- _TASK_:
From the first line to the last, reproduce the records below exactly, omitting any picture.

- _RECORDS FOR THE TASK_:
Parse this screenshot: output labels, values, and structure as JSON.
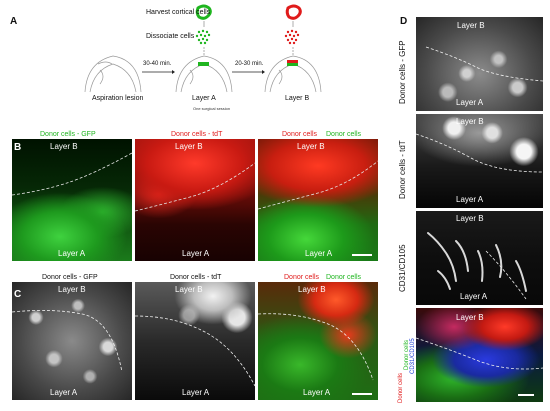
{
  "panel_letters": {
    "a": "A",
    "b": "B",
    "c": "C",
    "d": "D"
  },
  "schematic": {
    "harvest": "Harvest cortical cells",
    "dissociate": "Dissociate cells",
    "time1": "30-40 min.",
    "time2": "20-30 min.",
    "lesion": "Aspiration lesion",
    "layer_a": "Layer A",
    "session": "One surgical session",
    "layer_b": "Layer B"
  },
  "colors": {
    "gfp": "#1fb51f",
    "tdt": "#e01b1b",
    "cd31": "#1a3dd6",
    "text": "#111111"
  },
  "row_b": {
    "cap1": "Donor cells - GFP",
    "cap2": "Donor cells - tdT",
    "cap3a": "Donor cells",
    "cap3b": "Donor cells",
    "top": "Layer B",
    "bottom": "Layer A"
  },
  "row_c": {
    "cap1": "Donor cells - GFP",
    "cap2": "Donor cells - tdT",
    "cap3a": "Donor cells",
    "cap3b": "Donor cells",
    "top": "Layer B",
    "bottom": "Layer A"
  },
  "col_d": {
    "label1": "Donor cells - GFP",
    "label2": "Donor cells - tdT",
    "label3": "CD31/CD105",
    "label4a": "Donor cells",
    "label4b": "Donor cells",
    "label4c": "CD31/CD105",
    "top": "Layer B",
    "bottom": "Layer A"
  }
}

- _TASK OUTPUT_:
Parse this screenshot: output labels, values, and structure as JSON.
{
  "panel_letters": {
    "a": "A",
    "b": "B",
    "c": "C",
    "d": "D"
  },
  "schematic": {
    "harvest": "Harvest cortical cells",
    "dissociate": "Dissociate cells",
    "time1": "30-40 min.",
    "time2": "20-30 min.",
    "lesion": "Aspiration lesion",
    "layer_a": "Layer A",
    "session": "One surgical session",
    "layer_b": "Layer B"
  },
  "colors": {
    "gfp": "#1fb51f",
    "tdt": "#e01b1b",
    "cd31": "#1a3dd6",
    "text": "#111111"
  },
  "row_b": {
    "cap1": "Donor cells - GFP",
    "cap2": "Donor cells - tdT",
    "cap3a": "Donor cells",
    "cap3b": "Donor cells",
    "top": "Layer B",
    "bottom": "Layer A"
  },
  "row_c": {
    "cap1": "Donor cells - GFP",
    "cap2": "Donor cells - tdT",
    "cap3a": "Donor cells",
    "cap3b": "Donor cells",
    "top": "Layer B",
    "bottom": "Layer A"
  },
  "col_d": {
    "label1": "Donor cells - GFP",
    "label2": "Donor cells - tdT",
    "label3": "CD31/CD105",
    "label4a": "Donor cells",
    "label4b": "Donor cells",
    "label4c": "CD31/CD105",
    "top": "Layer B",
    "bottom": "Layer A"
  }
}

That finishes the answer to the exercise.